Each entry below should be echoed exactly, with pictures omitted.

+ + + + + + +

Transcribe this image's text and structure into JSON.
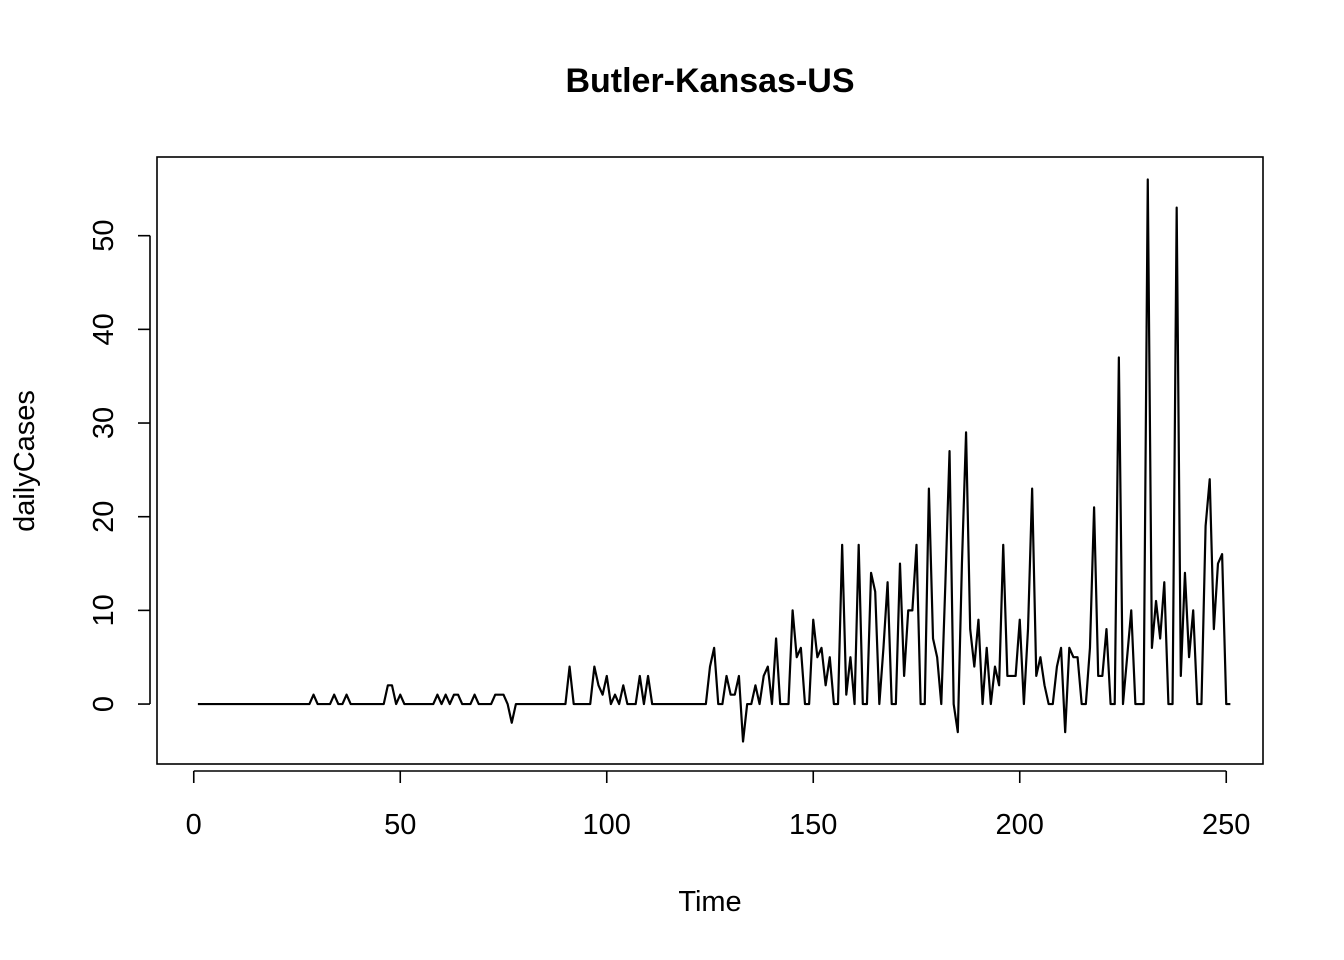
{
  "chart_data": {
    "type": "line",
    "title": "Butler-Kansas-US",
    "xlabel": "Time",
    "ylabel": "dailyCases",
    "xlim": [
      -8.9,
      258.9
    ],
    "ylim": [
      -6.4,
      58.4
    ],
    "x_ticks": [
      0,
      50,
      100,
      150,
      200,
      250
    ],
    "y_ticks": [
      0,
      10,
      20,
      30,
      40,
      50
    ],
    "grid": false,
    "legend": "none",
    "line_color": "#000000",
    "series": [
      {
        "x_start": 1,
        "values": [
          0,
          0,
          0,
          0,
          0,
          0,
          0,
          0,
          0,
          0,
          0,
          0,
          0,
          0,
          0,
          0,
          0,
          0,
          0,
          0,
          0,
          0,
          0,
          0,
          0,
          0,
          0,
          0,
          1,
          0,
          0,
          0,
          0,
          1,
          0,
          0,
          1,
          0,
          0,
          0,
          0,
          0,
          0,
          0,
          0,
          0,
          2,
          2,
          0,
          1,
          0,
          0,
          0,
          0,
          0,
          0,
          0,
          0,
          1,
          0,
          1,
          0,
          1,
          1,
          0,
          0,
          0,
          1,
          0,
          0,
          0,
          0,
          1,
          1,
          1,
          0,
          -2,
          0,
          0,
          0,
          0,
          0,
          0,
          0,
          0,
          0,
          0,
          0,
          0,
          0,
          4,
          0,
          0,
          0,
          0,
          0,
          4,
          2,
          1,
          3,
          0,
          1,
          0,
          2,
          0,
          0,
          0,
          3,
          0,
          3,
          0,
          0,
          0,
          0,
          0,
          0,
          0,
          0,
          0,
          0,
          0,
          0,
          0,
          0,
          4,
          6,
          0,
          0,
          3,
          1,
          1,
          3,
          -4,
          0,
          0,
          2,
          0,
          3,
          4,
          0,
          7,
          0,
          0,
          0,
          10,
          5,
          6,
          0,
          0,
          9,
          5,
          6,
          2,
          5,
          0,
          0,
          17,
          1,
          5,
          0,
          17,
          0,
          0,
          14,
          12,
          0,
          6,
          13,
          0,
          0,
          15,
          3,
          10,
          10,
          17,
          0,
          0,
          23,
          7,
          5,
          0,
          13,
          27,
          0,
          -3,
          15,
          29,
          8,
          4,
          9,
          0,
          6,
          0,
          4,
          2,
          17,
          3,
          3,
          3,
          9,
          0,
          8,
          23,
          3,
          5,
          2,
          0,
          0,
          4,
          6,
          -3,
          6,
          5,
          5,
          0,
          0,
          6,
          21,
          3,
          3,
          8,
          0,
          0,
          37,
          0,
          5,
          10,
          0,
          0,
          0,
          56,
          6,
          11,
          7,
          13,
          0,
          0,
          53,
          3,
          14,
          5,
          10,
          0,
          0,
          19,
          24,
          8,
          15,
          16,
          0,
          0
        ]
      }
    ]
  }
}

+ + + + + + +

Complete output –
Transcribe this image's text and structure into JSON.
{
  "chart_data": {
    "type": "line",
    "title": "Butler-Kansas-US",
    "xlabel": "Time",
    "ylabel": "dailyCases",
    "xlim": [
      -8.9,
      258.9
    ],
    "ylim": [
      -6.4,
      58.4
    ],
    "x_ticks": [
      0,
      50,
      100,
      150,
      200,
      250
    ],
    "y_ticks": [
      0,
      10,
      20,
      30,
      40,
      50
    ],
    "grid": false,
    "legend": "none",
    "line_color": "#000000",
    "series": [
      {
        "x_start": 1,
        "values": [
          0,
          0,
          0,
          0,
          0,
          0,
          0,
          0,
          0,
          0,
          0,
          0,
          0,
          0,
          0,
          0,
          0,
          0,
          0,
          0,
          0,
          0,
          0,
          0,
          0,
          0,
          0,
          0,
          1,
          0,
          0,
          0,
          0,
          1,
          0,
          0,
          1,
          0,
          0,
          0,
          0,
          0,
          0,
          0,
          0,
          0,
          2,
          2,
          0,
          1,
          0,
          0,
          0,
          0,
          0,
          0,
          0,
          0,
          1,
          0,
          1,
          0,
          1,
          1,
          0,
          0,
          0,
          1,
          0,
          0,
          0,
          0,
          1,
          1,
          1,
          0,
          -2,
          0,
          0,
          0,
          0,
          0,
          0,
          0,
          0,
          0,
          0,
          0,
          0,
          0,
          4,
          0,
          0,
          0,
          0,
          0,
          4,
          2,
          1,
          3,
          0,
          1,
          0,
          2,
          0,
          0,
          0,
          3,
          0,
          3,
          0,
          0,
          0,
          0,
          0,
          0,
          0,
          0,
          0,
          0,
          0,
          0,
          0,
          0,
          4,
          6,
          0,
          0,
          3,
          1,
          1,
          3,
          -4,
          0,
          0,
          2,
          0,
          3,
          4,
          0,
          7,
          0,
          0,
          0,
          10,
          5,
          6,
          0,
          0,
          9,
          5,
          6,
          2,
          5,
          0,
          0,
          17,
          1,
          5,
          0,
          17,
          0,
          0,
          14,
          12,
          0,
          6,
          13,
          0,
          0,
          15,
          3,
          10,
          10,
          17,
          0,
          0,
          23,
          7,
          5,
          0,
          13,
          27,
          0,
          -3,
          15,
          29,
          8,
          4,
          9,
          0,
          6,
          0,
          4,
          2,
          17,
          3,
          3,
          3,
          9,
          0,
          8,
          23,
          3,
          5,
          2,
          0,
          0,
          4,
          6,
          -3,
          6,
          5,
          5,
          0,
          0,
          6,
          21,
          3,
          3,
          8,
          0,
          0,
          37,
          0,
          5,
          10,
          0,
          0,
          0,
          56,
          6,
          11,
          7,
          13,
          0,
          0,
          53,
          3,
          14,
          5,
          10,
          0,
          0,
          19,
          24,
          8,
          15,
          16,
          0,
          0
        ]
      }
    ]
  }
}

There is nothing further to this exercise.